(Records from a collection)
###

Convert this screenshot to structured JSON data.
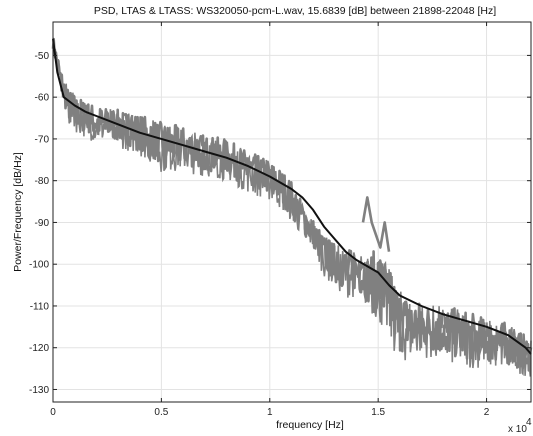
{
  "chart_data": {
    "type": "line",
    "title": "PSD, LTAS & LTASS: WS320050-pcm-L.wav, 15.6839 [dB] between 21898-22048 [Hz]",
    "xlabel": "frequency [Hz]",
    "ylabel": "Power/Frequency [dB/Hz]",
    "x_exponent_label": "x 10",
    "x_exponent_value": "4",
    "xlim": [
      0,
      22050
    ],
    "ylim": [
      -133,
      -42
    ],
    "x_ticks": [
      0,
      5000,
      10000,
      15000,
      20000
    ],
    "x_tick_labels": [
      "0",
      "0.5",
      "1",
      "1.5",
      "2"
    ],
    "y_ticks": [
      -50,
      -60,
      -70,
      -80,
      -90,
      -100,
      -110,
      -120,
      -130
    ],
    "y_tick_labels": [
      "-50",
      "-60",
      "-70",
      "-80",
      "-90",
      "-100",
      "-110",
      "-120",
      "-130"
    ],
    "grid": true,
    "series": [
      {
        "role": "psd-band",
        "color": "#808080",
        "x": [
          0,
          300,
          700,
          1200,
          2000,
          3000,
          4000,
          5000,
          6000,
          7000,
          8000,
          9000,
          10000,
          10500,
          11000,
          11500,
          12000,
          12500,
          13000,
          13500,
          14000,
          14500,
          15000,
          15500,
          16000,
          16500,
          17000,
          18000,
          19000,
          20000,
          21000,
          22050
        ],
        "upper": [
          -45,
          -52,
          -58,
          -60,
          -62,
          -63,
          -64,
          -66,
          -67,
          -69,
          -70,
          -73,
          -75,
          -77,
          -80,
          -85,
          -89,
          -93,
          -95,
          -96,
          -97,
          -98,
          -96,
          -101,
          -106,
          -108,
          -109,
          -110,
          -111,
          -113,
          -114,
          -118
        ],
        "lower": [
          -49,
          -58,
          -67,
          -69,
          -71,
          -72,
          -74,
          -78,
          -78,
          -79,
          -80,
          -83,
          -85,
          -87,
          -90,
          -94,
          -97,
          -103,
          -106,
          -108,
          -108,
          -111,
          -114,
          -119,
          -124,
          -123,
          -122,
          -124,
          -125,
          -125,
          -126,
          -127
        ]
      },
      {
        "role": "ltass",
        "color": "#111111",
        "x": [
          0,
          200,
          500,
          1000,
          1500,
          2000,
          3000,
          4000,
          5000,
          6000,
          7000,
          8000,
          9000,
          10000,
          11000,
          11500,
          12000,
          12500,
          13000,
          13500,
          14000,
          14500,
          15000,
          15500,
          16000,
          17000,
          18000,
          19000,
          20000,
          21000,
          21800,
          22050
        ],
        "y": [
          -46,
          -54,
          -60,
          -62,
          -63.5,
          -64.5,
          -66.5,
          -68.5,
          -70,
          -71.5,
          -73,
          -74.5,
          -76.5,
          -79,
          -82,
          -84,
          -87,
          -91,
          -94,
          -97,
          -99,
          -100.5,
          -102,
          -105,
          -107.5,
          -110,
          -112,
          -113.5,
          -115,
          -117,
          -120,
          -121.5
        ]
      },
      {
        "role": "ltas-peaks",
        "color": "#808080",
        "x": [
          14300,
          14500,
          14700,
          15100,
          15300,
          15500
        ],
        "y": [
          -90,
          -84,
          -90,
          -96,
          -90,
          -97
        ]
      }
    ]
  }
}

###

Exclude the pictures and transcribe all of the entries exactly.

Convert this screenshot to structured JSON data.
{
  "chart_data": {
    "type": "line",
    "title": "PSD, LTAS & LTASS: WS320050-pcm-L.wav, 15.6839 [dB] between 21898-22048 [Hz]",
    "xlabel": "frequency [Hz]",
    "ylabel": "Power/Frequency [dB/Hz]",
    "x_exponent_label": "x 10",
    "x_exponent_value": "4",
    "xlim": [
      0,
      22050
    ],
    "ylim": [
      -133,
      -42
    ],
    "x_ticks": [
      0,
      5000,
      10000,
      15000,
      20000
    ],
    "x_tick_labels": [
      "0",
      "0.5",
      "1",
      "1.5",
      "2"
    ],
    "y_ticks": [
      -50,
      -60,
      -70,
      -80,
      -90,
      -100,
      -110,
      -120,
      -130
    ],
    "y_tick_labels": [
      "-50",
      "-60",
      "-70",
      "-80",
      "-90",
      "-100",
      "-110",
      "-120",
      "-130"
    ],
    "grid": true,
    "series": [
      {
        "role": "psd-band",
        "color": "#808080",
        "x": [
          0,
          300,
          700,
          1200,
          2000,
          3000,
          4000,
          5000,
          6000,
          7000,
          8000,
          9000,
          10000,
          10500,
          11000,
          11500,
          12000,
          12500,
          13000,
          13500,
          14000,
          14500,
          15000,
          15500,
          16000,
          16500,
          17000,
          18000,
          19000,
          20000,
          21000,
          22050
        ],
        "upper": [
          -45,
          -52,
          -58,
          -60,
          -62,
          -63,
          -64,
          -66,
          -67,
          -69,
          -70,
          -73,
          -75,
          -77,
          -80,
          -85,
          -89,
          -93,
          -95,
          -96,
          -97,
          -98,
          -96,
          -101,
          -106,
          -108,
          -109,
          -110,
          -111,
          -113,
          -114,
          -118
        ],
        "lower": [
          -49,
          -58,
          -67,
          -69,
          -71,
          -72,
          -74,
          -78,
          -78,
          -79,
          -80,
          -83,
          -85,
          -87,
          -90,
          -94,
          -97,
          -103,
          -106,
          -108,
          -108,
          -111,
          -114,
          -119,
          -124,
          -123,
          -122,
          -124,
          -125,
          -125,
          -126,
          -127
        ]
      },
      {
        "role": "ltass",
        "color": "#111111",
        "x": [
          0,
          200,
          500,
          1000,
          1500,
          2000,
          3000,
          4000,
          5000,
          6000,
          7000,
          8000,
          9000,
          10000,
          11000,
          11500,
          12000,
          12500,
          13000,
          13500,
          14000,
          14500,
          15000,
          15500,
          16000,
          17000,
          18000,
          19000,
          20000,
          21000,
          21800,
          22050
        ],
        "y": [
          -46,
          -54,
          -60,
          -62,
          -63.5,
          -64.5,
          -66.5,
          -68.5,
          -70,
          -71.5,
          -73,
          -74.5,
          -76.5,
          -79,
          -82,
          -84,
          -87,
          -91,
          -94,
          -97,
          -99,
          -100.5,
          -102,
          -105,
          -107.5,
          -110,
          -112,
          -113.5,
          -115,
          -117,
          -120,
          -121.5
        ]
      },
      {
        "role": "ltas-peaks",
        "color": "#808080",
        "x": [
          14300,
          14500,
          14700,
          15100,
          15300,
          15500
        ],
        "y": [
          -90,
          -84,
          -90,
          -96,
          -90,
          -97
        ]
      }
    ]
  }
}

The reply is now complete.